* Records from a collection
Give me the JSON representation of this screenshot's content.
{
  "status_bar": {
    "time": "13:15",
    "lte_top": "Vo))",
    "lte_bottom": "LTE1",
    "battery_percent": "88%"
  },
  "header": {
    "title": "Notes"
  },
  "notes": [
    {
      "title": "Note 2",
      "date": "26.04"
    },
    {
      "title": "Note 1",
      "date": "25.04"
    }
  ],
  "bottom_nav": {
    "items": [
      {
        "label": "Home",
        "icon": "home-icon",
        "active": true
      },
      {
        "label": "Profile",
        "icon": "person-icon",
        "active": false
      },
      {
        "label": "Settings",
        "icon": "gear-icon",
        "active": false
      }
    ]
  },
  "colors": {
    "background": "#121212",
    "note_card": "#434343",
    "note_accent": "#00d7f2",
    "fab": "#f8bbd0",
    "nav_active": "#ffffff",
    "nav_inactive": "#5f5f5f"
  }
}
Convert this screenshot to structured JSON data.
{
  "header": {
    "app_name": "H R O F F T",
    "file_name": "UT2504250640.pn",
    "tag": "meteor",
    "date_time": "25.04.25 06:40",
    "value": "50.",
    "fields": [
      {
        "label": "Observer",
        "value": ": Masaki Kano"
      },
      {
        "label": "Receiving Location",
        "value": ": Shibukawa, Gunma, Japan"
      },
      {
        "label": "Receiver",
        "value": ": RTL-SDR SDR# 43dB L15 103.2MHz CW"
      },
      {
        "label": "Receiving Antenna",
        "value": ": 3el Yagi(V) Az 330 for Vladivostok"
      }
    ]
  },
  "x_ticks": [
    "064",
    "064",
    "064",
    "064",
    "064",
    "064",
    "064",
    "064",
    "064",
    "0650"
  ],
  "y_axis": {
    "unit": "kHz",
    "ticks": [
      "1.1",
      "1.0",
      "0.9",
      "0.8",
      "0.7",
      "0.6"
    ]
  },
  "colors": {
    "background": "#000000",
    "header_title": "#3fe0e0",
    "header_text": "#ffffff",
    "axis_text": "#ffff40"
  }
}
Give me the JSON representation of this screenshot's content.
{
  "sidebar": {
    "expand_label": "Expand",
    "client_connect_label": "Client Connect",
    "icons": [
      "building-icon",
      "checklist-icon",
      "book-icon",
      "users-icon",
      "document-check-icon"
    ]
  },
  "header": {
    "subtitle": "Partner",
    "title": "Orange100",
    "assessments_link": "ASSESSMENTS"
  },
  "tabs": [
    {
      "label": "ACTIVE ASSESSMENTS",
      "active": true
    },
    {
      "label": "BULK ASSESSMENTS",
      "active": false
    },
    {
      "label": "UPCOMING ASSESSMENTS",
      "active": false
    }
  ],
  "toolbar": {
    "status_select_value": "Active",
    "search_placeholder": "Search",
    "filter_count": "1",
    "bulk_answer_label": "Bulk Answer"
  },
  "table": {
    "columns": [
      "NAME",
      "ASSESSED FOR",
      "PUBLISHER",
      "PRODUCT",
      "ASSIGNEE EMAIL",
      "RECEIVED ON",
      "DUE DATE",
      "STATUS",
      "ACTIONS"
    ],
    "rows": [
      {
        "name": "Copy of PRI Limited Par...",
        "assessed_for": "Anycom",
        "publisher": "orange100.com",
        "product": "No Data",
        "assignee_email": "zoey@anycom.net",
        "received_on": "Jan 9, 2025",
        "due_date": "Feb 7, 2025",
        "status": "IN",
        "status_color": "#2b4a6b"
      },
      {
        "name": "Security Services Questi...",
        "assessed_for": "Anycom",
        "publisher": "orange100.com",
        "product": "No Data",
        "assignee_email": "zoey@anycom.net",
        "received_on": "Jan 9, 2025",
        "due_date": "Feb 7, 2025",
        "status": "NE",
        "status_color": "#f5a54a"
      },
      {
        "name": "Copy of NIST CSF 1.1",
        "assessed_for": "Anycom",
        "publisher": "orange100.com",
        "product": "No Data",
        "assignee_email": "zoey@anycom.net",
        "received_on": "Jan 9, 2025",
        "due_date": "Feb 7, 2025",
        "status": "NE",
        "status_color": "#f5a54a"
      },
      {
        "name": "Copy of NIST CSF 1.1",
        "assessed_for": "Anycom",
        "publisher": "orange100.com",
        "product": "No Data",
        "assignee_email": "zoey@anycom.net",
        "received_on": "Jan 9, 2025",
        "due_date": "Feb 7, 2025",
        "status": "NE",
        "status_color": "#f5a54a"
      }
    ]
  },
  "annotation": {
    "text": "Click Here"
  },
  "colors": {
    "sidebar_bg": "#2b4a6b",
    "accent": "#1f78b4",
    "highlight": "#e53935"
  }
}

* The exercise
Restate the data above word for word, please.

* Solution for this task
Give me the JSON representation of this screenshot's content.
{
  "status_bar": {
    "time": "13:15",
    "lte_top": "Vo))",
    "lte_bottom": "LTE1",
    "battery_percent": "88%"
  },
  "header": {
    "title": "Notes"
  },
  "notes": [
    {
      "title": "Note 2",
      "date": "26.04"
    },
    {
      "title": "Note 1",
      "date": "25.04"
    }
  ],
  "bottom_nav": {
    "items": [
      {
        "label": "Home",
        "icon": "home-icon",
        "active": true
      },
      {
        "label": "Profile",
        "icon": "person-icon",
        "active": false
      },
      {
        "label": "Settings",
        "icon": "gear-icon",
        "active": false
      }
    ]
  },
  "colors": {
    "background": "#121212",
    "note_card": "#434343",
    "note_accent": "#00d7f2",
    "fab": "#f8bbd0",
    "nav_active": "#ffffff",
    "nav_inactive": "#5f5f5f"
  }
}
Convert this screenshot to structured JSON data.
{
  "header": {
    "app_name": "H R O F F T",
    "file_name": "UT2504250640.pn",
    "tag": "meteor",
    "date_time": "25.04.25 06:40",
    "value": "50.",
    "fields": [
      {
        "label": "Observer",
        "value": ": Masaki Kano"
      },
      {
        "label": "Receiving Location",
        "value": ": Shibukawa, Gunma, Japan"
      },
      {
        "label": "Receiver",
        "value": ": RTL-SDR SDR# 43dB L15 103.2MHz CW"
      },
      {
        "label": "Receiving Antenna",
        "value": ": 3el Yagi(V) Az 330 for Vladivostok"
      }
    ]
  },
  "x_ticks": [
    "064",
    "064",
    "064",
    "064",
    "064",
    "064",
    "064",
    "064",
    "064",
    "0650"
  ],
  "y_axis": {
    "unit": "kHz",
    "ticks": [
      "1.1",
      "1.0",
      "0.9",
      "0.8",
      "0.7",
      "0.6"
    ]
  },
  "colors": {
    "background": "#000000",
    "header_title": "#3fe0e0",
    "header_text": "#ffffff",
    "axis_text": "#ffff40"
  }
}
Give me the JSON representation of this screenshot's content.
{
  "sidebar": {
    "expand_label": "Expand",
    "client_connect_label": "Client Connect",
    "icons": [
      "building-icon",
      "checklist-icon",
      "book-icon",
      "users-icon",
      "document-check-icon"
    ]
  },
  "header": {
    "subtitle": "Partner",
    "title": "Orange100",
    "assessments_link": "ASSESSMENTS"
  },
  "tabs": [
    {
      "label": "ACTIVE ASSESSMENTS",
      "active": true
    },
    {
      "label": "BULK ASSESSMENTS",
      "active": false
    },
    {
      "label": "UPCOMING ASSESSMENTS",
      "active": false
    }
  ],
  "toolbar": {
    "status_select_value": "Active",
    "search_placeholder": "Search",
    "filter_count": "1",
    "bulk_answer_label": "Bulk Answer"
  },
  "table": {
    "columns": [
      "NAME",
      "ASSESSED FOR",
      "PUBLISHER",
      "PRODUCT",
      "ASSIGNEE EMAIL",
      "RECEIVED ON",
      "DUE DATE",
      "STATUS",
      "ACTIONS"
    ],
    "rows": [
      {
        "name": "Copy of PRI Limited Par...",
        "assessed_for": "Anycom",
        "publisher": "orange100.com",
        "product": "No Data",
        "assignee_email": "zoey@anycom.net",
        "received_on": "Jan 9, 2025",
        "due_date": "Feb 7, 2025",
        "status": "IN",
        "status_color": "#2b4a6b"
      },
      {
        "name": "Security Services Questi...",
        "assessed_for": "Anycom",
        "publisher": "orange100.com",
        "product": "No Data",
        "assignee_email": "zoey@anycom.net",
        "received_on": "Jan 9, 2025",
        "due_date": "Feb 7, 2025",
        "status": "NE",
        "status_color": "#f5a54a"
      },
      {
        "name": "Copy of NIST CSF 1.1",
        "assessed_for": "Anycom",
        "publisher": "orange100.com",
        "product": "No Data",
        "assignee_email": "zoey@anycom.net",
        "received_on": "Jan 9, 2025",
        "due_date": "Feb 7, 2025",
        "status": "NE",
        "status_color": "#f5a54a"
      },
      {
        "name": "Copy of NIST CSF 1.1",
        "assessed_for": "Anycom",
        "publisher": "orange100.com",
        "product": "No Data",
        "assignee_email": "zoey@anycom.net",
        "received_on": "Jan 9, 2025",
        "due_date": "Feb 7, 2025",
        "status": "NE",
        "status_color": "#f5a54a"
      }
    ]
  },
  "annotation": {
    "text": "Click Here"
  },
  "colors": {
    "sidebar_bg": "#2b4a6b",
    "accent": "#1f78b4",
    "highlight": "#e53935"
  }
}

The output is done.